#### [Prompt]
Every line holding the string "accounting" should be gathered.

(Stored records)
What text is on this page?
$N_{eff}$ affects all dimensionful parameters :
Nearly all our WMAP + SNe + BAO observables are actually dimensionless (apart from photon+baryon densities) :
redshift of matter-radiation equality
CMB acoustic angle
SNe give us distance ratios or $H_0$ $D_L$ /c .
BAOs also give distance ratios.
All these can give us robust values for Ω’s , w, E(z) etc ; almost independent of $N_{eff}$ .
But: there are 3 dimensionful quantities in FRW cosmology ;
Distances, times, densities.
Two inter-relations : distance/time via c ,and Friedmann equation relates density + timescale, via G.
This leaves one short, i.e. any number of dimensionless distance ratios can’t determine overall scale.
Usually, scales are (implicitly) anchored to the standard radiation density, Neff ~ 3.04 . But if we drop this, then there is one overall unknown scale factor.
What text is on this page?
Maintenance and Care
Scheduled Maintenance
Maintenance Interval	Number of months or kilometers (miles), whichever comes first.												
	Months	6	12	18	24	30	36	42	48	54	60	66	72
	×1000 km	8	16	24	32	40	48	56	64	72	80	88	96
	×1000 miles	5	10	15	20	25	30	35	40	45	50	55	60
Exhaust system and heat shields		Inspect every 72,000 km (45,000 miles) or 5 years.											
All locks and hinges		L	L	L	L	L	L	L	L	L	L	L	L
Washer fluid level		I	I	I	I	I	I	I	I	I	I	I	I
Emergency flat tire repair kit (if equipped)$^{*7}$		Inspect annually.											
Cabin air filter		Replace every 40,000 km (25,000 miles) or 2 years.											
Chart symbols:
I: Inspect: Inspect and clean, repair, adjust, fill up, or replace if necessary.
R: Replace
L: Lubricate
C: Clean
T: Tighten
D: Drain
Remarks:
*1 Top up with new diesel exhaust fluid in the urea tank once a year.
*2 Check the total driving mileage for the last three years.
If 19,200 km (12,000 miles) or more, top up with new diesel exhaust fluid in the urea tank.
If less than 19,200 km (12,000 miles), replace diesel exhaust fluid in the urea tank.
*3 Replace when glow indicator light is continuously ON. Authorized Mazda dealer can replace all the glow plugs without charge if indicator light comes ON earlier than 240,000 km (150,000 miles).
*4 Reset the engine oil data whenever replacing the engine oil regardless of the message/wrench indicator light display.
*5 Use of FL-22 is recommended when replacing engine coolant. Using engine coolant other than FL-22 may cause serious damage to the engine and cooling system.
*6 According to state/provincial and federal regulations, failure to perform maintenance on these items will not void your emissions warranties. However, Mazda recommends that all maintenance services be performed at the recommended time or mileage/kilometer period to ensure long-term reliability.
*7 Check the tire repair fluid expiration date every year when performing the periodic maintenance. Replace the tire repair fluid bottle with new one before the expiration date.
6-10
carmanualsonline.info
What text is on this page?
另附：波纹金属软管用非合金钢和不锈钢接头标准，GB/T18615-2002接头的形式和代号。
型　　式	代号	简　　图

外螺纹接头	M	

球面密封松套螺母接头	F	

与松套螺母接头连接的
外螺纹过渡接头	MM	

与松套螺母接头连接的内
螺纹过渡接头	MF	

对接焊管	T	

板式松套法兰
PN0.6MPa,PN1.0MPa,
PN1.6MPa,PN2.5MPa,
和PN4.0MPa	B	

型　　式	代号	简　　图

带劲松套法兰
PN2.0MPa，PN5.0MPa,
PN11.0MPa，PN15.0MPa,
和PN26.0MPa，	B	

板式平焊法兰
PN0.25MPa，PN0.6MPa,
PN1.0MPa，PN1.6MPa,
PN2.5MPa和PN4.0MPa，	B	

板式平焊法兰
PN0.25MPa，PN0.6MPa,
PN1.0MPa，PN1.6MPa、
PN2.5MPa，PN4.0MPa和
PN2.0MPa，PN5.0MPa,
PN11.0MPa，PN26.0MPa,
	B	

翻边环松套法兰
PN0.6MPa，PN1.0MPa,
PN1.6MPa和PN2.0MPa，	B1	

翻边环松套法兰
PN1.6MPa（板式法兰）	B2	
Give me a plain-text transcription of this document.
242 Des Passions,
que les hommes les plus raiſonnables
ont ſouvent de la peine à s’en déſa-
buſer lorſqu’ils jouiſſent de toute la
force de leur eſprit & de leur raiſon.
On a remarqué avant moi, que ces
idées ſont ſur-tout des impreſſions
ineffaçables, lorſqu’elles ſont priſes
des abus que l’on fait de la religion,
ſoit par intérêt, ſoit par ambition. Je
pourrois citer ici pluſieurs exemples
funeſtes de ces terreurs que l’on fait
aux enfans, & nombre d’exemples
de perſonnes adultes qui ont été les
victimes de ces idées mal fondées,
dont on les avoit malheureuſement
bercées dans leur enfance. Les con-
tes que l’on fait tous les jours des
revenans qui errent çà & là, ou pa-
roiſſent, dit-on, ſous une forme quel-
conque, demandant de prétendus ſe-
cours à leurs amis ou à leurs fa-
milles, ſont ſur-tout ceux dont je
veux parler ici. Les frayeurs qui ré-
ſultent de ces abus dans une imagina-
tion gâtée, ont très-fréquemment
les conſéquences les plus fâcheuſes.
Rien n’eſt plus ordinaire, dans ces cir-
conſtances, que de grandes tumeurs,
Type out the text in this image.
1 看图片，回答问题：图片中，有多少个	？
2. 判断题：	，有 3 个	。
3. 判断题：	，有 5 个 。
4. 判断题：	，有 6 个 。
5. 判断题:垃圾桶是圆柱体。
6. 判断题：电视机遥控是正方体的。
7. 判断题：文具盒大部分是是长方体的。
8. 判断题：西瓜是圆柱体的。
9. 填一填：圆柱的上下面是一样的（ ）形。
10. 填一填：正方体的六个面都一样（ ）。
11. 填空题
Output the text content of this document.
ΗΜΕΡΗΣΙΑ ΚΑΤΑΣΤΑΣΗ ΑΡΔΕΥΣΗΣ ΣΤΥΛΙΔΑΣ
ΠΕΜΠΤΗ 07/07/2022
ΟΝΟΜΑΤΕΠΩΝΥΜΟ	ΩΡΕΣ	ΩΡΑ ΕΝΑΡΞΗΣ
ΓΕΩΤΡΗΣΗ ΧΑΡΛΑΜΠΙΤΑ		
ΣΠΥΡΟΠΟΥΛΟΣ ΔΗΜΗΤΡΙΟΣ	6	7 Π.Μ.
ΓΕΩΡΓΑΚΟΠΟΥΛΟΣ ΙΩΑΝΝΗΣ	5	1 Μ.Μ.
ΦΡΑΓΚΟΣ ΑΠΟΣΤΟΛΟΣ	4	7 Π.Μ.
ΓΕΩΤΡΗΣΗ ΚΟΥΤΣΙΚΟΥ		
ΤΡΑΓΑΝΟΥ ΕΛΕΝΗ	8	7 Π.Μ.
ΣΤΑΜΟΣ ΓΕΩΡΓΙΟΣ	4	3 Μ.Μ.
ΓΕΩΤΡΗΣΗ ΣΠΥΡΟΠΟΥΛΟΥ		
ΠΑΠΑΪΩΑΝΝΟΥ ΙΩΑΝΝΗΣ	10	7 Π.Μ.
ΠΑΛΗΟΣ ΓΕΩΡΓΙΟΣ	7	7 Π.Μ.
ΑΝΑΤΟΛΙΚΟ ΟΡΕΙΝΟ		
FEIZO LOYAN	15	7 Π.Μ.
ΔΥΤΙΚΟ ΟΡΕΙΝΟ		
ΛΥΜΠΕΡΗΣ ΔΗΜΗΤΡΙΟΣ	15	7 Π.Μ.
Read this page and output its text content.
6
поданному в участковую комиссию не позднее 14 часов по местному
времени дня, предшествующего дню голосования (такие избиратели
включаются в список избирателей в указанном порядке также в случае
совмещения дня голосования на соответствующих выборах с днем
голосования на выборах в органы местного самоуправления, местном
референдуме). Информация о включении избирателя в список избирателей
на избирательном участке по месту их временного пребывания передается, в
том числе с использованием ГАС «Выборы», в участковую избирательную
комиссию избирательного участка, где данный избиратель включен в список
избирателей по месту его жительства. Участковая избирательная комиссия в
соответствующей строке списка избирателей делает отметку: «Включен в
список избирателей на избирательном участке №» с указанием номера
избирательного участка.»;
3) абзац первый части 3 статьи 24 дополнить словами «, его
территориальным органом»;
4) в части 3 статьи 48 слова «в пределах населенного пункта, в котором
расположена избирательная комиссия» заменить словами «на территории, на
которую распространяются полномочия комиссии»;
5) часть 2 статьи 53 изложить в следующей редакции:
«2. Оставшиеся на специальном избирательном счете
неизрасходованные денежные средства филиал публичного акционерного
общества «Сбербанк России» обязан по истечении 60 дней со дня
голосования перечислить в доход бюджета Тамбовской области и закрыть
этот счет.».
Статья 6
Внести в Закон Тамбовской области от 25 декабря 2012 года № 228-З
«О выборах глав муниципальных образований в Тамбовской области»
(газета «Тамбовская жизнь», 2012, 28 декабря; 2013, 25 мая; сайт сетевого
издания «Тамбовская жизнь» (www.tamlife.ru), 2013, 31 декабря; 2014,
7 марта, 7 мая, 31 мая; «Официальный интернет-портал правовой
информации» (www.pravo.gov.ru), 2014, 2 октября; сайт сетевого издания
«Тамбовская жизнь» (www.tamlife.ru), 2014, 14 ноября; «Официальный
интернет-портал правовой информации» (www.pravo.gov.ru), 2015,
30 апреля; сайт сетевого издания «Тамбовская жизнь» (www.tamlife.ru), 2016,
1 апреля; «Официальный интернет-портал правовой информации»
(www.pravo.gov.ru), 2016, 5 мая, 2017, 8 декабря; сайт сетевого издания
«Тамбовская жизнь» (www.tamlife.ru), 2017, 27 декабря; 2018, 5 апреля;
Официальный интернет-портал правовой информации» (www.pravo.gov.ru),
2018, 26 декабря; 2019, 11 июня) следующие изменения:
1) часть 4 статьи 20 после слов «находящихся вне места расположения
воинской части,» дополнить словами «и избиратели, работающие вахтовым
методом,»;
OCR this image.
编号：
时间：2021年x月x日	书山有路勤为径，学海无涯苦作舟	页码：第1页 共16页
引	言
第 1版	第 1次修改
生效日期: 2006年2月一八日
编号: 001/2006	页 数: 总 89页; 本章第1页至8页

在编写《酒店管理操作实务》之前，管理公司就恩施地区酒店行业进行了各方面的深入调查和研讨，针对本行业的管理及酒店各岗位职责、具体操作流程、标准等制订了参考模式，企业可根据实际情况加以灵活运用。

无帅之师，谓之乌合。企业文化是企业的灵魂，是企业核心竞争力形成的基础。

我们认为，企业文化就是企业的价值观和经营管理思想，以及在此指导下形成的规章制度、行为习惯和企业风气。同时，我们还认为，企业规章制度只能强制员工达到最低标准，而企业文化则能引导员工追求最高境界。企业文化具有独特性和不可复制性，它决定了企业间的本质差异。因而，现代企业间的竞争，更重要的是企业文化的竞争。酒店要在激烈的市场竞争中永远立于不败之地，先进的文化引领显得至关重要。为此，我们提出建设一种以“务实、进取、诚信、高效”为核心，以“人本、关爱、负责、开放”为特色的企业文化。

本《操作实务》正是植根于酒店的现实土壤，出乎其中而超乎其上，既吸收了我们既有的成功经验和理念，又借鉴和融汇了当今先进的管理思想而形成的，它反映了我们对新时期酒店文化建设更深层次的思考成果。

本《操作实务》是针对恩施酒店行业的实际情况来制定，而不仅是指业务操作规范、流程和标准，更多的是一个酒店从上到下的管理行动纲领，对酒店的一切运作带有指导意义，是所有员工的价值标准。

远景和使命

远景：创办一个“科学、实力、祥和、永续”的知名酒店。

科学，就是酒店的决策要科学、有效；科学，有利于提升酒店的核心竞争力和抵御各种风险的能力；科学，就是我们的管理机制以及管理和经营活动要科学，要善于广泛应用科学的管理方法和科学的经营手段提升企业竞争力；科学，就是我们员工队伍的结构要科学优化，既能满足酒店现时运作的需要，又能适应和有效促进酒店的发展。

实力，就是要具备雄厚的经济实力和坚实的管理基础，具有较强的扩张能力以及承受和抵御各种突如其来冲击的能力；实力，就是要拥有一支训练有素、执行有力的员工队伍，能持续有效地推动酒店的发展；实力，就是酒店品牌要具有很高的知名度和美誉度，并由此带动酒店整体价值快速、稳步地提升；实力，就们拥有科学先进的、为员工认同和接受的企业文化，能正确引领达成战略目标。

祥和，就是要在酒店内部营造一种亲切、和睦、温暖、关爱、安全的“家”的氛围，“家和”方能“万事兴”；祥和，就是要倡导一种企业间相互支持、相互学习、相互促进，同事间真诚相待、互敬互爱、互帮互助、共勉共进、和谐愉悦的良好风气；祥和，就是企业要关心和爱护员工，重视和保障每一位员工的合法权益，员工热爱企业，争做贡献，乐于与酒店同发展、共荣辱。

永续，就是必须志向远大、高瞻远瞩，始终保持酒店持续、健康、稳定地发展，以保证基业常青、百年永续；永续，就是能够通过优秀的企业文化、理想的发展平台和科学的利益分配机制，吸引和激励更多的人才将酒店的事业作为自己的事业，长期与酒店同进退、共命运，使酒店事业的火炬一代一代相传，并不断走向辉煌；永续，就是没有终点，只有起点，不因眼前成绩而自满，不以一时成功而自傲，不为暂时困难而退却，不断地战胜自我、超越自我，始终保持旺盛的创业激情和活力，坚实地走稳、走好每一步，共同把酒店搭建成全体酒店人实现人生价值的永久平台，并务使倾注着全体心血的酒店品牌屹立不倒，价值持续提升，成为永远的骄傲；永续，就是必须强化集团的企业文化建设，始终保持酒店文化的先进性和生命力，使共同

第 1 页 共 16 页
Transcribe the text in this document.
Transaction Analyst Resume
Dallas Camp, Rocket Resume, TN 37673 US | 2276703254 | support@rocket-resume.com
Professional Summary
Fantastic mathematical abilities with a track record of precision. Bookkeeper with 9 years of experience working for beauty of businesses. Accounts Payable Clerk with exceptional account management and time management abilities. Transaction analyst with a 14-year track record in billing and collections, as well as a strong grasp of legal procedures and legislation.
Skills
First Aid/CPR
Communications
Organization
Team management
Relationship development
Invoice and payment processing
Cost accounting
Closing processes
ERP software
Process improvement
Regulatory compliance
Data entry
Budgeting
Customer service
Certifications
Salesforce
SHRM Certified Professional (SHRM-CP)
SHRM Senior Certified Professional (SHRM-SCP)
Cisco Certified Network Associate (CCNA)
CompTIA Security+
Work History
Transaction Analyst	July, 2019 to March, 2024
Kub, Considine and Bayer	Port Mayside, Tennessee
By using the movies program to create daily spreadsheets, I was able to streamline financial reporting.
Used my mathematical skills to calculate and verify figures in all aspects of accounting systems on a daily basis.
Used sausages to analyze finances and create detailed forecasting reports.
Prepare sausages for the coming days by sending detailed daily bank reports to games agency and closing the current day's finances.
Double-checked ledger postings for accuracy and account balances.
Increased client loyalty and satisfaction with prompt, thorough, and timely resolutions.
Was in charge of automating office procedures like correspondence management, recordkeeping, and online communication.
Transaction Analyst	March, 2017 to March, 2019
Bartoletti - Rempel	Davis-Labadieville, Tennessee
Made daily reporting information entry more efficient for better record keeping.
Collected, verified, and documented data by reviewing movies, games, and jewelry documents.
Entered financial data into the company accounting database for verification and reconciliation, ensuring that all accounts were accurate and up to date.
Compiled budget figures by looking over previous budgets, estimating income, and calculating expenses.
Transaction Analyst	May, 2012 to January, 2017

#### [Complete answer]
Cost accounting
Used my mathematical skills to calculate and verify figures in all aspects of accounting systems on a daily basis.
Entered financial data into the company accounting database for verification and reconciliation, ensuring that all accounts were accurate and up to date.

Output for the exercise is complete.